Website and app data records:
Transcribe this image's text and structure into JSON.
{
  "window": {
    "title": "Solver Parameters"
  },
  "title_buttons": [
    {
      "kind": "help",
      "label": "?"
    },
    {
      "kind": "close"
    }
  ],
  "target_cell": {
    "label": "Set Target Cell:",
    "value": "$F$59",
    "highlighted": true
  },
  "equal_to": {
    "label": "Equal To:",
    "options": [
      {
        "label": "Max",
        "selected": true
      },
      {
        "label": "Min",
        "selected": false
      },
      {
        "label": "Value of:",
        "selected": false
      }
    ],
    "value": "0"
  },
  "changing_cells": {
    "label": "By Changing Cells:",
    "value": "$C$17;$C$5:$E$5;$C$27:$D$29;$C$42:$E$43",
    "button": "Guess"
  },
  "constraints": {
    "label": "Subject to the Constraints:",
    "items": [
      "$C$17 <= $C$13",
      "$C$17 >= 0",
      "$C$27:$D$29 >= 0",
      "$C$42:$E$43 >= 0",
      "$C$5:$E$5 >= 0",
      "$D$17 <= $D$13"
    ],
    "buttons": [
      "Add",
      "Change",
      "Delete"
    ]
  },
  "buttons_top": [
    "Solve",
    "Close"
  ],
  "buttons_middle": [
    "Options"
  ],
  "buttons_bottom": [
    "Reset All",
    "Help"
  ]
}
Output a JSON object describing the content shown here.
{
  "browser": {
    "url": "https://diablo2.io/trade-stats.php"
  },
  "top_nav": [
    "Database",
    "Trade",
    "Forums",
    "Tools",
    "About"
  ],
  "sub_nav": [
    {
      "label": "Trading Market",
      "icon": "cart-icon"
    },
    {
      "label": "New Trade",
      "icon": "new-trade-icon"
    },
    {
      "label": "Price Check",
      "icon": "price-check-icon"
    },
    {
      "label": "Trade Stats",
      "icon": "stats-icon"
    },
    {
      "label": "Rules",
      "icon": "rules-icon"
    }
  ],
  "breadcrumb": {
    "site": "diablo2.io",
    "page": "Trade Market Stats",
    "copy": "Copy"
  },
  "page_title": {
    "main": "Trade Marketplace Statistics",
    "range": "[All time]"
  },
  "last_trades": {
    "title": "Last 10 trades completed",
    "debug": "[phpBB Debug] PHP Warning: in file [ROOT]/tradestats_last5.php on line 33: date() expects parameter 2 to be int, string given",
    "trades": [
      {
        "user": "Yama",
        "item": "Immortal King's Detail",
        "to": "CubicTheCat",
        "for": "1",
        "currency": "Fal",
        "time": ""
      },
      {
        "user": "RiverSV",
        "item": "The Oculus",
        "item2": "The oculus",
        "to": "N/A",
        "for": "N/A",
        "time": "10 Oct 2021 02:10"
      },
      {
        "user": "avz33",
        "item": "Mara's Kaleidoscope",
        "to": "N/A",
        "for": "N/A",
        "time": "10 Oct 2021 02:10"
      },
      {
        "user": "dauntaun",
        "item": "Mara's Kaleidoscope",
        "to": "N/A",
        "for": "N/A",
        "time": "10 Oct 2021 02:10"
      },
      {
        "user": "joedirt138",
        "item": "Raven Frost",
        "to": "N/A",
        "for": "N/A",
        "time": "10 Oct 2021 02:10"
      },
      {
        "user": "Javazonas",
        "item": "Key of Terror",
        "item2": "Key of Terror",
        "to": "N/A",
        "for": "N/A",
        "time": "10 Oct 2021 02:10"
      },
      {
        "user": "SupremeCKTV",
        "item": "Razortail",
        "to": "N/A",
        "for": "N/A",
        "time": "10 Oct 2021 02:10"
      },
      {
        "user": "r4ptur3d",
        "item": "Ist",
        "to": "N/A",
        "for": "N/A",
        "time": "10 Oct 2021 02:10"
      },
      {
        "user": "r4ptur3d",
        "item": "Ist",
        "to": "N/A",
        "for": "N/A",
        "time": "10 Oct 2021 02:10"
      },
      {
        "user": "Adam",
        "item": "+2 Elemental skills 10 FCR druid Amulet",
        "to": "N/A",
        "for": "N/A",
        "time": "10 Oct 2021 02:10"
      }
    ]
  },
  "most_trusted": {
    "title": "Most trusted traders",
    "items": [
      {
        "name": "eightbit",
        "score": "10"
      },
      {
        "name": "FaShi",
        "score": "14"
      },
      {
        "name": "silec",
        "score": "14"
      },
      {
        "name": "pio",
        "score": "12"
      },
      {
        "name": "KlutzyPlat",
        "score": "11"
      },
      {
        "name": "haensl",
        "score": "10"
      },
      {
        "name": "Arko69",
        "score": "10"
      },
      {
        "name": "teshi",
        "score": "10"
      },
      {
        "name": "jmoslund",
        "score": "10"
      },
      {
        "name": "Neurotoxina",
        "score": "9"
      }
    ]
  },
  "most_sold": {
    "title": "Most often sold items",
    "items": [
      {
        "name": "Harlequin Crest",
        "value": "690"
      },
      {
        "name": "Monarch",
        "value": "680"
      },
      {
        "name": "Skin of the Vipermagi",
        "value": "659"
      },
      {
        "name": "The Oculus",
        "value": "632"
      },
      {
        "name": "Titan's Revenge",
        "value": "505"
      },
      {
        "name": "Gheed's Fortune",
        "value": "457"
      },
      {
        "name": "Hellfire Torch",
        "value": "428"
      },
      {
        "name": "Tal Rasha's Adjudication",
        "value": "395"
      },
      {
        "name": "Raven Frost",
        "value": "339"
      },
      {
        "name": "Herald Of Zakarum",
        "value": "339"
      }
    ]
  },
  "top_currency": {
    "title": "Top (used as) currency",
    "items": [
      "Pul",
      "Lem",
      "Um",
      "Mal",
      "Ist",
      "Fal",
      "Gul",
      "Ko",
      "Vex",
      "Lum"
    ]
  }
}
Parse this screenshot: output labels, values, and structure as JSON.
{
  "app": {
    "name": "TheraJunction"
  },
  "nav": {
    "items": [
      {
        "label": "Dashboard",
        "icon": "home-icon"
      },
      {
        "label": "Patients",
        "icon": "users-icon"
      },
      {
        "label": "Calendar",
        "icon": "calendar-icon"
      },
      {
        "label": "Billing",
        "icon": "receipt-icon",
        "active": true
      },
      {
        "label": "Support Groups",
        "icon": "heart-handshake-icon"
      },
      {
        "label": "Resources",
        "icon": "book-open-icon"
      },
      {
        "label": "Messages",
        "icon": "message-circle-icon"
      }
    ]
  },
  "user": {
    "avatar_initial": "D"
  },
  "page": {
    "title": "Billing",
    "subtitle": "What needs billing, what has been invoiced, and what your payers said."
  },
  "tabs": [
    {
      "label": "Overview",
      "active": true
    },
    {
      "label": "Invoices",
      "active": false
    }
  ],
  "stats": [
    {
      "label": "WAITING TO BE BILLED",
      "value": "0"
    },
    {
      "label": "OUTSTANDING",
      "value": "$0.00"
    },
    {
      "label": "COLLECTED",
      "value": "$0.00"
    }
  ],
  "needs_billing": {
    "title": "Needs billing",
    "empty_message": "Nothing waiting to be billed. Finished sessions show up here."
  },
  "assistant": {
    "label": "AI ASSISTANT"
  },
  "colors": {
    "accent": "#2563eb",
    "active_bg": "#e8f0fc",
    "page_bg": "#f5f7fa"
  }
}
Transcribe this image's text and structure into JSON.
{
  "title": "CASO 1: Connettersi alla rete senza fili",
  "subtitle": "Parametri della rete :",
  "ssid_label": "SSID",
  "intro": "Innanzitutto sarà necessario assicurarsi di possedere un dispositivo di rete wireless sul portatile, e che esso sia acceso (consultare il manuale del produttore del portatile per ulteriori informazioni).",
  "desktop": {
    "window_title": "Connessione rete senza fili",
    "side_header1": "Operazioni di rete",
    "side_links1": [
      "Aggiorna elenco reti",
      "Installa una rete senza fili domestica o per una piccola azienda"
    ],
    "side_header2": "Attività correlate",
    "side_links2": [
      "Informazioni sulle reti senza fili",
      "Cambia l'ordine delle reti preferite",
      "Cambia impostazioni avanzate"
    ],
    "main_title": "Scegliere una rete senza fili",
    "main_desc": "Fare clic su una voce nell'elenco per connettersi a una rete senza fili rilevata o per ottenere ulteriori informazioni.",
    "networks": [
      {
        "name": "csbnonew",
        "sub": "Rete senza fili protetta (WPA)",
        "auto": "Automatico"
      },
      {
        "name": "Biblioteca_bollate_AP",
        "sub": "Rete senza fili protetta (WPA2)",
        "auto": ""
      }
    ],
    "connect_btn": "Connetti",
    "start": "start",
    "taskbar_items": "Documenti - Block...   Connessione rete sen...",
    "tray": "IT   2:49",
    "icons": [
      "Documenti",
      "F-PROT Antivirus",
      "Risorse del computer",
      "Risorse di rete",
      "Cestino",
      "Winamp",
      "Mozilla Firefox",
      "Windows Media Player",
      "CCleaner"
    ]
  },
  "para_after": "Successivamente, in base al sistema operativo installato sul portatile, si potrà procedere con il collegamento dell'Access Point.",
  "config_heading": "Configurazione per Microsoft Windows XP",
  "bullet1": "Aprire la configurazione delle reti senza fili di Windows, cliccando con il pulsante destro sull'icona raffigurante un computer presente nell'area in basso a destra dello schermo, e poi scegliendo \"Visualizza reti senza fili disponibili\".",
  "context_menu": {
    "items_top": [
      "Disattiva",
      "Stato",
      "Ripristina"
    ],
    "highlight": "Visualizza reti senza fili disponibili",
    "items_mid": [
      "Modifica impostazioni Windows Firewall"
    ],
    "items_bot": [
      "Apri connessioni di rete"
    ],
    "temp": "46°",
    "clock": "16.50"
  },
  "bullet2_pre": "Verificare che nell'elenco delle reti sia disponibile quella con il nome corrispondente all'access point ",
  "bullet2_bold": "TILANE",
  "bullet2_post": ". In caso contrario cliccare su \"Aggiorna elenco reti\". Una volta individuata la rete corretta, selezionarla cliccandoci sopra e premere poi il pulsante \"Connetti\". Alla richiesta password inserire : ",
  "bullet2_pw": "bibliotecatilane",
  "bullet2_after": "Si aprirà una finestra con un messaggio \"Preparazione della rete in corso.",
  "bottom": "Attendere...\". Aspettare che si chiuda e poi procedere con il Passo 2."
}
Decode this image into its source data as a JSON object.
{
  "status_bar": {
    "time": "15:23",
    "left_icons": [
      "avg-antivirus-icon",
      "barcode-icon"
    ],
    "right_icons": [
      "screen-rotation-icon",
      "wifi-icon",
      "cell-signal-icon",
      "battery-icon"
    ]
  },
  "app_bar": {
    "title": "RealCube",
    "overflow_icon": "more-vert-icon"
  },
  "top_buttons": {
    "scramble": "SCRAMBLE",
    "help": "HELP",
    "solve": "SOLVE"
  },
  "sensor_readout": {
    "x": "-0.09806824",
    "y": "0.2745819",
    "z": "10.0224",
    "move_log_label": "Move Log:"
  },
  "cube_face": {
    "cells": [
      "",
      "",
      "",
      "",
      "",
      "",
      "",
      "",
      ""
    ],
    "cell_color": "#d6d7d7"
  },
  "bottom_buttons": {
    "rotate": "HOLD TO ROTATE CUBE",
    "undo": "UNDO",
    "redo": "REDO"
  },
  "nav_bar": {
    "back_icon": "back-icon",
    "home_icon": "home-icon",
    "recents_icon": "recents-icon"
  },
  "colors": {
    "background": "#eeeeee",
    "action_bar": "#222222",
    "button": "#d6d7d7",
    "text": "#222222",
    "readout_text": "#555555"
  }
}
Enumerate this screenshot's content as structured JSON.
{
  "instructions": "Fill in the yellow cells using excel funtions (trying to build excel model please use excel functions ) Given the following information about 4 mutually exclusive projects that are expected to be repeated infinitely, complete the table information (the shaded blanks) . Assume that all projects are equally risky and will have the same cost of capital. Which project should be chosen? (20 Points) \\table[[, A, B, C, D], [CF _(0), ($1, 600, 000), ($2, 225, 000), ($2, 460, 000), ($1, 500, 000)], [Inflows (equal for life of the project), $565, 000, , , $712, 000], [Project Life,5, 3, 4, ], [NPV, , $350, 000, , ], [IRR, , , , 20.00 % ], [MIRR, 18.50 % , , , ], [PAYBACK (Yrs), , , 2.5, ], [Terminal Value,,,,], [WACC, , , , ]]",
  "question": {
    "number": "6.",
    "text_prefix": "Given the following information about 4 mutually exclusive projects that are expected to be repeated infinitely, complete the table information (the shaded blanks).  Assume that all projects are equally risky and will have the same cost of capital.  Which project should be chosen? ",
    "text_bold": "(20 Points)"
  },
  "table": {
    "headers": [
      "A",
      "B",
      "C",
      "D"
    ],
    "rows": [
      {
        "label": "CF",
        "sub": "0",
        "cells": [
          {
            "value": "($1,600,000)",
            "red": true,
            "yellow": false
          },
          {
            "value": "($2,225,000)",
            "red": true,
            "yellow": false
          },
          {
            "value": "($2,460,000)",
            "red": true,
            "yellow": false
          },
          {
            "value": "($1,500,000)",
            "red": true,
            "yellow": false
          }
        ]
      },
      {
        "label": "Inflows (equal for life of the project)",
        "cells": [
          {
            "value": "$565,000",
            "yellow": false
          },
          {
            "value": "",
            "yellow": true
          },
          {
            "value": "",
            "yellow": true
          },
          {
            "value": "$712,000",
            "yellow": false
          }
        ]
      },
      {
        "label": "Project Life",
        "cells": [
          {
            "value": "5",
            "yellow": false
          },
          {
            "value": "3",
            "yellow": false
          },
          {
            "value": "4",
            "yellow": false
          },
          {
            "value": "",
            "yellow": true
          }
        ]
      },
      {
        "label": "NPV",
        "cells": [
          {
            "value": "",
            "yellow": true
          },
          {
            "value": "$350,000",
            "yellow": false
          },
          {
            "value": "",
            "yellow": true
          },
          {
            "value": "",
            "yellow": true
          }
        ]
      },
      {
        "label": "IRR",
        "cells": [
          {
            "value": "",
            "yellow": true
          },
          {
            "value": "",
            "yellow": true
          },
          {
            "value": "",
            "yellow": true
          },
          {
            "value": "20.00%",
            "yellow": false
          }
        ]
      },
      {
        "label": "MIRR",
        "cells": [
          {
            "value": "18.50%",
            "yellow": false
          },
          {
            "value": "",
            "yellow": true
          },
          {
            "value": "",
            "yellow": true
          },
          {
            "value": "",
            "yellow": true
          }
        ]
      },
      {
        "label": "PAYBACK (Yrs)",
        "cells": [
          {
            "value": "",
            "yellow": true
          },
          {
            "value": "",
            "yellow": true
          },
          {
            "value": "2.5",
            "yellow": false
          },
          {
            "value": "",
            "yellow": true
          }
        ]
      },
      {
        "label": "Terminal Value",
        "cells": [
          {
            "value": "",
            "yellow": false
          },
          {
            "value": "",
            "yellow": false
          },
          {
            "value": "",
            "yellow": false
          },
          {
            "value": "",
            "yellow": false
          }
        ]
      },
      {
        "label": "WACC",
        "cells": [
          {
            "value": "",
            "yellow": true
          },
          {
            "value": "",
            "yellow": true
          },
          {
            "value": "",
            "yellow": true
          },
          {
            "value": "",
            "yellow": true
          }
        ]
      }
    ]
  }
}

EXERCISE OBJECTIVE: Among the records above, find the lines that contain "mutually" and copy every one.

RESPONSE AREA:
  "instructions": "Fill in the yellow cells using excel funtions (trying to build excel model please use excel functions ) Given the following information about 4 mutually exclusive projects that are expected to be repeated infinitely, complete the table information (the shaded blanks) . Assume that all projects are equally risky and will have the same cost of capital. Which project should be chosen? (20 Points) \\table[[, A, B, C, D], [CF _(0), ($1, 600, 000), ($2, 225, 000), ($2, 460, 000), ($1, 500, 000)], [Inflows (equal for life of the project), $565, 000, , , $712, 000], [Project Life,5, 3, 4, ], [NPV, , $350, 000, , ], [IRR, , , , 20.00 % ], [MIRR, 18.50 % , , , ], [PAYBACK (Yrs), , , 2.5, ], [Terminal Value,,,,], [WACC, , , , ]]",
    "text_prefix": "Given the following information about 4 mutually exclusive projects that are expected to be repeated infinitely, complete the table information (the shaded blanks).  Assume that all projects are equally risky and will have the same cost of capital.  Which project should be chosen? ",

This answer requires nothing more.